* **SELECTED EXTRACT**:
****
When there's an awful gun disaster, the NRA are the guys on the news explaining why the solution is more guns rather than fewer.

Wayne LaPierre, the executive vice president of the NRA, likes to say: "The only thing that stops a bad guy with a gun is a good guy with a gun". If you suggest not letting the bad guy get a gun in the first place, that just confirms that you are a communist and a nitwit. In response to an appalling school shoot-up, LaPierre said: "I call on Congress to act immediately to appropriate whatever is necessary to put armed police officers in every single school in this nation."

Uh huh.

Anyway, now I'm in this club, it is time to go shooting.

CenterFire is in an industrial estate in a decent bit of town. There are five target alleys, like where cops in movies go to do shooting practice. The array of guns I can buy, more or less straight away, is alarming. Would I like to buy a silencer, asks my guide, Tommy? Why would anyone who isn't a hit man want a silencer? If I did order one, could I walk out with it today?

No, he says, the checks on that kind of thing are heavy. I leave money in escrow, then they do a background check that takes six months. That's reassuring, I guess, but it still seems that unless I have an official record of murdering people, I'll get that silencer.

They have a cursory look at my driving licence, then ask me to select my weapon. I've no idea. "A small one. For an idiot," I offer.

What I get is a 45 that shoots nine-millimetre bullets (mostly in the wrong direction, it turns out, but that's me not the gun). It's alarmingly heavy and complicated. Even loading the weapon requires thumb strength and dexterity I seem to lack. After the fourth time of showing me how it is done, my guide loses patience. "You left-handed?" he asks. "Or just retarded?"

Once I'm sorted, I'm sent to a range, strongly feeling I shouldn't have this gigantic death tool in my hands – that the correct thing to do would be to walk right out before anyone gets hurt.

I guess part of the point of firing a gun is to feel stronger. On me, it has the reverse effect. I enter CenterFire feeling fit and instantly feel fragile. My body, I become aware, is not much more than a balloon full of water.

And every single other person at the range could shoot me. That I could, assuming I cock the gun fast enough, shoot back is supposed to make me feel safer. It does not. If I'm scared of the others, why aren't they scared of me? I'm a sweating stranger from thousands of miles away in charge of a piece of equipment he plainly doesn't understand. Anything could happen.

I rattle off some rounds, hitting only thin air. The gun jolts alarmingly, the noise is horrible and when the shell leaves the top of the gun it leaps towards my head. All around me the same shelling is occurring. I am assuming the others are competent gun-users rather than maniacs, but the law is set up to make sure no one is really allowed to check.
****
* **YOUR ASSIGNMENT**:
In the passage about visiting a gun range, rewrite the section starting at "Anyway, now I'm" and ending at "get that silencer.", substituting "suppressor" for "silencer" everywhere it appears.
****
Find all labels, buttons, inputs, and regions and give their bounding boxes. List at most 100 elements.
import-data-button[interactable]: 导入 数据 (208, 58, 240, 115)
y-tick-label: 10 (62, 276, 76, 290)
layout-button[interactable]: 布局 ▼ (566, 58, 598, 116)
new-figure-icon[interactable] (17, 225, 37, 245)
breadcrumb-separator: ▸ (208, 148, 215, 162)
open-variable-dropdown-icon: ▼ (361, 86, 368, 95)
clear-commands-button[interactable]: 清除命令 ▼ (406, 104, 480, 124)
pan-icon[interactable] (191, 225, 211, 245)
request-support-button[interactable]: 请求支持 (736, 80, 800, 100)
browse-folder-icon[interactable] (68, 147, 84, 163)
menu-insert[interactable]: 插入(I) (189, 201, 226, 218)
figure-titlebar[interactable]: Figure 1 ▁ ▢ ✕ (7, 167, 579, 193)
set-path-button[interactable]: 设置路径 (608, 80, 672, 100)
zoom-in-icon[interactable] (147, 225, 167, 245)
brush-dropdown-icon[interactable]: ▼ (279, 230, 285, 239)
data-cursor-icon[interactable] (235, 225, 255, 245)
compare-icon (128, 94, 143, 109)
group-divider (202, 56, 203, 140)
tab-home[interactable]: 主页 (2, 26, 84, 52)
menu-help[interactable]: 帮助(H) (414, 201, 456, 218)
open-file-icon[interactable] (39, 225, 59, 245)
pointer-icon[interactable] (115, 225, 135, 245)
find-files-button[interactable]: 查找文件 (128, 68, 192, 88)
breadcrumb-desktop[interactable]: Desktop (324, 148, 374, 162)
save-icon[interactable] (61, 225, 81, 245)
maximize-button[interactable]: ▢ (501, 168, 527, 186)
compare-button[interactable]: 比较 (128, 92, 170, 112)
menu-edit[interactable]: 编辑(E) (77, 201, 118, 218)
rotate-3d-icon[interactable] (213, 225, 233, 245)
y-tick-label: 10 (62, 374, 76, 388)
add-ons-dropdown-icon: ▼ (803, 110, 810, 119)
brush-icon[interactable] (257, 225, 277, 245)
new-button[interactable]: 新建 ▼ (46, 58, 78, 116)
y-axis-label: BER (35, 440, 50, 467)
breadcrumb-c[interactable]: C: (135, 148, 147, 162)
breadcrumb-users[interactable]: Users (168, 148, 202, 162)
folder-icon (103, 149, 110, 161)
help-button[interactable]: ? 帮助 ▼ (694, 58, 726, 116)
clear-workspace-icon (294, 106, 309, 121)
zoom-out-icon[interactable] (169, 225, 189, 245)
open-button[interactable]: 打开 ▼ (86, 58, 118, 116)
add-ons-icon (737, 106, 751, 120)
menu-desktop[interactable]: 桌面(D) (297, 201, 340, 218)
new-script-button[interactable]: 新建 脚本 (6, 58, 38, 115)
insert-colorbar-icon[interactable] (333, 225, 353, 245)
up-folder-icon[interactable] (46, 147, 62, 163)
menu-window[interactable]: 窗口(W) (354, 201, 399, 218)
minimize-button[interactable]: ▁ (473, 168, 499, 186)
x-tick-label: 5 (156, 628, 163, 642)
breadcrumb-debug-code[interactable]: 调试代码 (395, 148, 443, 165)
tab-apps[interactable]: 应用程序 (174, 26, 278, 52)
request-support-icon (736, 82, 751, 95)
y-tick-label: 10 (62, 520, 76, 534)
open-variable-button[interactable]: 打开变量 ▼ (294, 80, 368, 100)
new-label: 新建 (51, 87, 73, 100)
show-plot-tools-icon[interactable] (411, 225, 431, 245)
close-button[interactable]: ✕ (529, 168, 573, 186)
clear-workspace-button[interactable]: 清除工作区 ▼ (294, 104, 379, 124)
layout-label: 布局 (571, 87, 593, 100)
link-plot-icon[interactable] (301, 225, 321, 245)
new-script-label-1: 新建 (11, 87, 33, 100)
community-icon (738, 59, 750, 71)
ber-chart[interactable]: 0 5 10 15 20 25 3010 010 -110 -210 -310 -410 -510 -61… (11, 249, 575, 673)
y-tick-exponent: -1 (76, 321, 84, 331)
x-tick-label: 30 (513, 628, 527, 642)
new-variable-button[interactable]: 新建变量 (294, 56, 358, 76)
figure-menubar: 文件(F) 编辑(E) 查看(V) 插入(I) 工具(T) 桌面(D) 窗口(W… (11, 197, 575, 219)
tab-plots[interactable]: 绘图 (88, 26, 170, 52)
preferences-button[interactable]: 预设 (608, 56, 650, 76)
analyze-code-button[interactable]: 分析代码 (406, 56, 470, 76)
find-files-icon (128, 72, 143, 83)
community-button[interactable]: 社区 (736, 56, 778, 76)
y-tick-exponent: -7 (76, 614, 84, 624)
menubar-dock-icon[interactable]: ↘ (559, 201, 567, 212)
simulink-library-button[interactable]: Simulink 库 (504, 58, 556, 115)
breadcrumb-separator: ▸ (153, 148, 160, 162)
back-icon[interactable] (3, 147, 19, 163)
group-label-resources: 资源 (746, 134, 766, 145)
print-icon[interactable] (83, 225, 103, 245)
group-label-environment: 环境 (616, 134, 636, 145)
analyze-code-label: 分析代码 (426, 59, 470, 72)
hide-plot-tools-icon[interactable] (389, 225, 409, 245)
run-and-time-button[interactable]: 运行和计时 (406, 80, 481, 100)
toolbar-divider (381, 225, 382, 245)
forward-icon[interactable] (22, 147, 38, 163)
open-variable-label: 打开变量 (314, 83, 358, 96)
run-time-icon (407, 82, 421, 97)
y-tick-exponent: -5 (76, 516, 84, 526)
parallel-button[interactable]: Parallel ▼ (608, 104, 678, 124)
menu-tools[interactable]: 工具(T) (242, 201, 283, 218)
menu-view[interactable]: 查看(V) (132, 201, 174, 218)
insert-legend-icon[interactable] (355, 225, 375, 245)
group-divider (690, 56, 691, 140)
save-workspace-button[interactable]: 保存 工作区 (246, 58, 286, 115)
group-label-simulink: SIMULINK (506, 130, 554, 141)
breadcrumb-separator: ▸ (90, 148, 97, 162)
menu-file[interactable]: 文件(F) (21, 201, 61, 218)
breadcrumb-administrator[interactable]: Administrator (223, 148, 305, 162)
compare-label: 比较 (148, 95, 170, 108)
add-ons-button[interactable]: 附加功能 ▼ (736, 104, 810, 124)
****
* **EXERCISE RESPONSE**:
Anyway, now I'm in this club, it is time to go shooting.

CenterFire is in an industrial estate in a decent bit of town. There are five target alleys, like where cops in movies go to do shooting practice. The array of guns I can buy, more or less straight away, is alarming. Would I like to buy a suppressor, asks my guide, Tommy? Why would anyone who isn't a hit man want a suppressor? If I did order one, could I walk out with it today?

No, he says, the checks on that kind of thing are heavy. I leave money in escrow, then they do a background check that takes six months. That's reassuring, I guess, but it still seems that unless I have an official record of murdering people, I'll get that suppressor.